# Start of Extract

Sec. 110-11. Bail on a new trial. If the judgment of conviction is reversed and the cause remanded for a new trial the trial court may order that the bail stand pending such trial, or reduce or increase bail.

(Source: Laws 1963, p. 2836.)

(Text of Section after amendment by P.A. 101-652)

Sec. 110-11. Pretrial release on a new trial. If the judgment of conviction is reversed and the cause remanded for a new trial the trial court may order that the conditions of pretrial release stand pending such trial, or modify the conditions of pretrial release.

(Source: P.A. 101-652, eff. 1-1-23.)

 

(725 ILCS 5/110-12) (from Ch. 38, par. 110-12)

(Text of Section before amendment by P.A. 101-652)

Sec. 110-12. Notice of change of address. A defendant who has been admitted to bail shall file a written notice with the clerk of the court before which the proceeding is pending of any change in his or her address within 24 hours after such change, except that a defendant who has been admitted to bail for a forcible felony as defined in Section 2-8 of the Criminal Code of 2012 shall file a written notice with the clerk of the court before which the proceeding is pending and the clerk shall immediately deliver a time stamped copy of the written notice to the State's Attorney charged with the prosecution within 24 hours prior to such change. The address of a defendant who has been admitted to bail shall at all times remain a matter of public record with the clerk of the court.

(Source: P.A. 97-1150, eff. 1-25-13.)

(Text of Section after amendment by P.A. 101-652)

Sec. 110-12. Notice of change of address. A defendant who has been admitted to pretrial release shall file a written notice with the clerk of the court before which the proceeding is pending of any change in his or her address within 24 hours after such change, except that a defendant who has been admitted to pretrial release for a forcible felony as defined in Section 2-8 of the Criminal Code of 2012 shall file a written notice with the clerk of the court before which the proceeding is pending and the clerk shall immediately deliver a time stamped copy of the written notice to the State's Attorney charged with the prosecution within 24 hours prior to such change. The address of a defendant who has been admitted to pretrial release shall at all times remain a matter of public record with the clerk of the court.

(Source: P.A. 101-652, eff. 1-1-23.)

 

(725 ILCS 5/110-13) (from Ch. 38, par. 110-13)

(Section scheduled to be repealed on January 1, 2023)

Sec. 110-13. Persons prohibited from furnishing bail security. No attorney at law practicing in this State and no official authorized to admit another to bail or to accept bail shall furnish any part of any security for bail in any criminal action or any proceeding nor shall any such person act as surety for any accused admitted to bail.

This Section is repealed on January 1, 2023.

(Source: P.A. 101-652, eff. 7-1-21. Repealed by P.A. 102-28. Reenacted by P.A. 102-687, eff. 12-17-21.)

# End of Extract
# Start of Records supplied

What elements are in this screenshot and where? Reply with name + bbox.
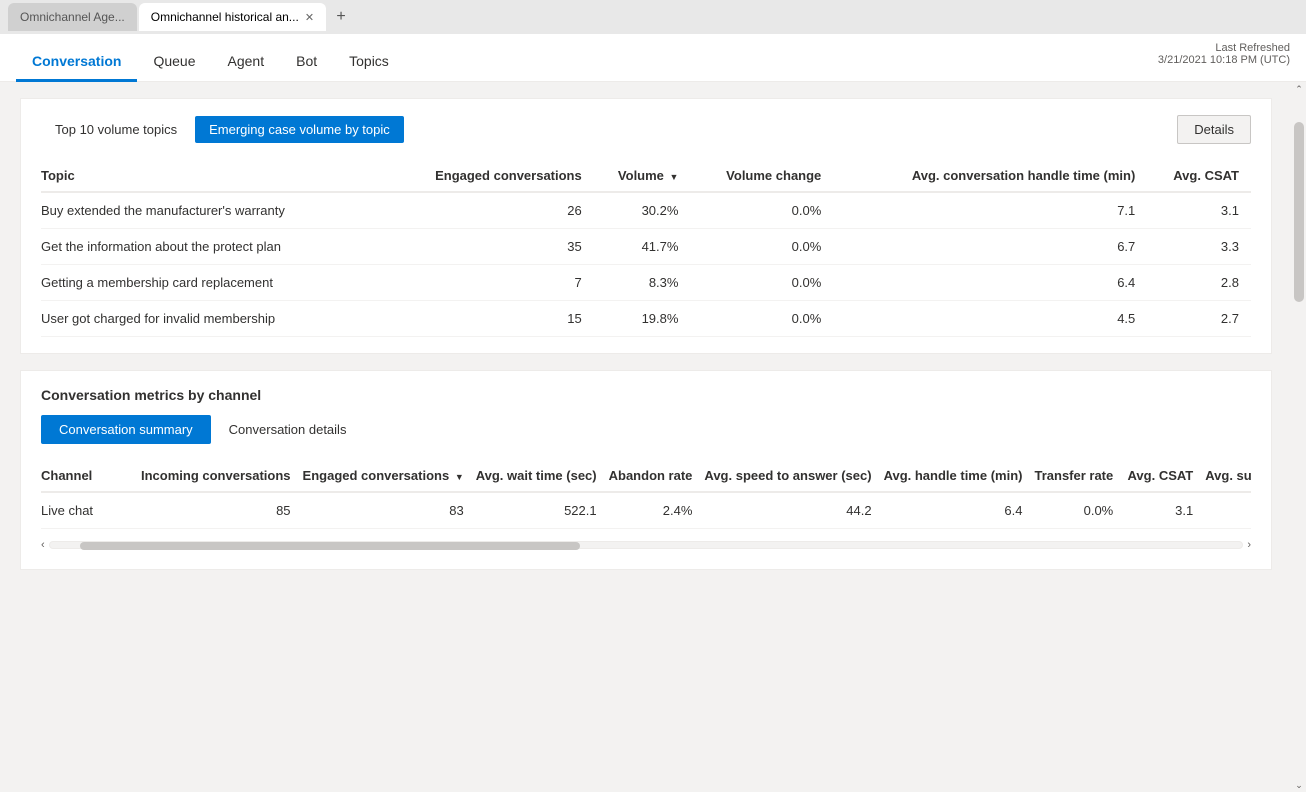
topics-card: Top 10 volume topics Emerging case volum… (20, 98, 1272, 354)
cell-engaged: 7 (382, 265, 594, 301)
cell-volume: 19.8% (594, 301, 691, 337)
nav-tab-queue[interactable]: Queue (137, 41, 211, 82)
cell-volume: 41.7% (594, 229, 691, 265)
channel-table-header: Channel Incoming conversations Engaged c… (41, 460, 1251, 492)
tab-emerging-case-volume[interactable]: Emerging case volume by topic (195, 116, 404, 143)
cell-engaged: 83 (303, 492, 476, 529)
cell-avg-handle: 6.4 (833, 265, 1147, 301)
col-avg-handle: Avg. conversation handle time (min) (833, 160, 1147, 192)
browser-tab-2-close[interactable]: ✕ (305, 11, 314, 24)
tab-conversation-details[interactable]: Conversation details (211, 415, 365, 444)
nav-tab-topics[interactable]: Topics (333, 41, 405, 82)
scroll-up-arrow[interactable]: ⌃ (1292, 82, 1306, 96)
summary-tab-bar: Conversation summary Conversation detail… (41, 415, 1251, 444)
ch-col-handle: Avg. handle time (min) (884, 460, 1035, 492)
cell-channel: Live chat (41, 492, 141, 529)
v-scrollbar: ⌃ ⌄ (1292, 82, 1306, 792)
cell-engaged: 15 (382, 301, 594, 337)
metrics-section-title: Conversation metrics by channel (41, 387, 1251, 403)
cell-topic: User got charged for invalid membership (41, 301, 382, 337)
cell-avg-csat: 2.7 (1147, 301, 1251, 337)
scroll-right-arrow[interactable]: › (1247, 539, 1251, 551)
cell-topic: Getting a membership card replacement (41, 265, 382, 301)
page-wrapper: Top 10 volume topics Emerging case volum… (0, 82, 1306, 792)
topics-tab-bar: Top 10 volume topics Emerging case volum… (41, 115, 1251, 144)
engaged-sort-icon: ▼ (455, 472, 464, 482)
browser-tab-1[interactable]: Omnichannel Age... (8, 3, 137, 31)
cell-volume: 8.3% (594, 265, 691, 301)
cell-volume: 30.2% (594, 192, 691, 229)
table-row: Get the information about the protect pl… (41, 229, 1251, 265)
col-topic: Topic (41, 160, 382, 192)
cell-abandon: 2.4% (609, 492, 705, 529)
scroll-down-arrow[interactable]: ⌄ (1292, 778, 1306, 792)
last-refreshed-info: Last Refreshed 3/21/2021 10:18 PM (UTC) (1158, 42, 1290, 66)
table-row: Live chat 85 83 522.1 2.4% 44.2 6.4 0.0%… (41, 492, 1251, 529)
cell-avg-handle: 4.5 (833, 301, 1147, 337)
browser-tab-bar: Omnichannel Age... Omnichannel historica… (0, 0, 1306, 34)
cell-avg-wait: 522.1 (476, 492, 609, 529)
cell-avg-csat: 3.1 (1147, 192, 1251, 229)
nav-tab-bot[interactable]: Bot (280, 41, 333, 82)
cell-handle: 6.4 (884, 492, 1035, 529)
col-engaged-conversations: Engaged conversations (382, 160, 594, 192)
ch-col-engaged: Engaged conversations ▼ (303, 460, 476, 492)
h-scrollbar-track[interactable] (49, 541, 1244, 549)
browser-tab-1-label: Omnichannel Age... (20, 10, 125, 24)
ch-col-survey: Avg. survey se (1205, 460, 1251, 492)
topics-table-header: Topic Engaged conversations Volume ▼ Vol… (41, 160, 1251, 192)
ch-col-incoming: Incoming conversations (141, 460, 303, 492)
ch-col-transfer: Transfer rate (1034, 460, 1125, 492)
ch-col-avg-wait: Avg. wait time (sec) (476, 460, 609, 492)
cell-speed: 44.2 (704, 492, 883, 529)
browser-tab-2-label: Omnichannel historical an... (151, 10, 299, 24)
cell-volume-change: 0.0% (690, 265, 833, 301)
cell-engaged: 26 (382, 192, 594, 229)
cell-transfer: 0.0% (1034, 492, 1125, 529)
channel-table-body: Live chat 85 83 522.1 2.4% 44.2 6.4 0.0%… (41, 492, 1251, 529)
details-button[interactable]: Details (1177, 115, 1251, 144)
new-tab-button[interactable]: + (328, 4, 354, 30)
channel-table: Channel Incoming conversations Engaged c… (41, 460, 1251, 529)
app-nav: Conversation Queue Agent Bot Topics Last… (0, 34, 1306, 82)
tab-top10-volume[interactable]: Top 10 volume topics (41, 116, 191, 143)
volume-sort-icon: ▼ (670, 172, 679, 182)
cell-volume-change: 0.0% (690, 229, 833, 265)
topics-table-scroll[interactable]: Topic Engaged conversations Volume ▼ Vol… (41, 160, 1251, 337)
cell-topic: Buy extended the manufacturer's warranty (41, 192, 382, 229)
nav-tab-conversation[interactable]: Conversation (16, 41, 137, 82)
tab-conversation-summary[interactable]: Conversation summary (41, 415, 211, 444)
ch-col-abandon: Abandon rate (609, 460, 705, 492)
col-avg-csat: Avg. CSAT (1147, 160, 1251, 192)
col-volume: Volume ▼ (594, 160, 691, 192)
topics-table: Topic Engaged conversations Volume ▼ Vol… (41, 160, 1251, 337)
table-row: Buy extended the manufacturer's warranty… (41, 192, 1251, 229)
cell-csat: 3.1 (1125, 492, 1205, 529)
cell-topic: Get the information about the protect pl… (41, 229, 382, 265)
cell-avg-csat: 3.3 (1147, 229, 1251, 265)
ch-col-speed: Avg. speed to answer (sec) (704, 460, 883, 492)
table-row: User got charged for invalid membership … (41, 301, 1251, 337)
metrics-card: Conversation metrics by channel Conversa… (20, 370, 1272, 570)
cell-survey (1205, 492, 1251, 529)
main-scroll-area[interactable]: Top 10 volume topics Emerging case volum… (0, 82, 1292, 792)
channel-table-scroll[interactable]: Channel Incoming conversations Engaged c… (41, 460, 1251, 529)
cell-incoming: 85 (141, 492, 303, 529)
table-row: Getting a membership card replacement 7 … (41, 265, 1251, 301)
cell-volume-change: 0.0% (690, 192, 833, 229)
cell-engaged: 35 (382, 229, 594, 265)
h-scrollbar-thumb (80, 542, 580, 550)
topics-table-body: Buy extended the manufacturer's warranty… (41, 192, 1251, 337)
scroll-left-arrow[interactable]: ‹ (41, 539, 45, 551)
col-volume-change: Volume change (690, 160, 833, 192)
ch-col-channel: Channel (41, 460, 141, 492)
nav-tab-agent[interactable]: Agent (212, 41, 281, 82)
cell-volume-change: 0.0% (690, 301, 833, 337)
v-scrollbar-thumb[interactable] (1294, 122, 1304, 302)
browser-tab-2[interactable]: Omnichannel historical an... ✕ (139, 3, 326, 31)
cell-avg-handle: 7.1 (833, 192, 1147, 229)
cell-avg-handle: 6.7 (833, 229, 1147, 265)
ch-col-csat: Avg. CSAT (1125, 460, 1205, 492)
cell-avg-csat: 2.8 (1147, 265, 1251, 301)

# End of Records supplied

Exercise task 1:
List every Public Act number cited in the statute excerpt.
Exercise task 2:
Update the statute excerpt from "(725 ILCS 5/110-13)" up to and including "January 1, 2023.", changing "surety" to "guarantor" throughout.

Exercise result 1:
P.A. 101-652
P.A. 97-1150
P.A. 102-28
P.A. 102-687

Exercise result 2:
(725 ILCS 5/110-13) (from Ch. 38, par. 110-13)

(Section scheduled to be repealed on January 1, 2023)

Sec. 110-13. Persons prohibited from furnishing bail security. No attorney at law practicing in this State and no official authorized to admit another to bail or to accept bail shall furnish any part of any security for bail in any criminal action or any proceeding nor shall any such person act as guarantor for any accused admitted to bail.

This Section is repealed on January 1, 2023.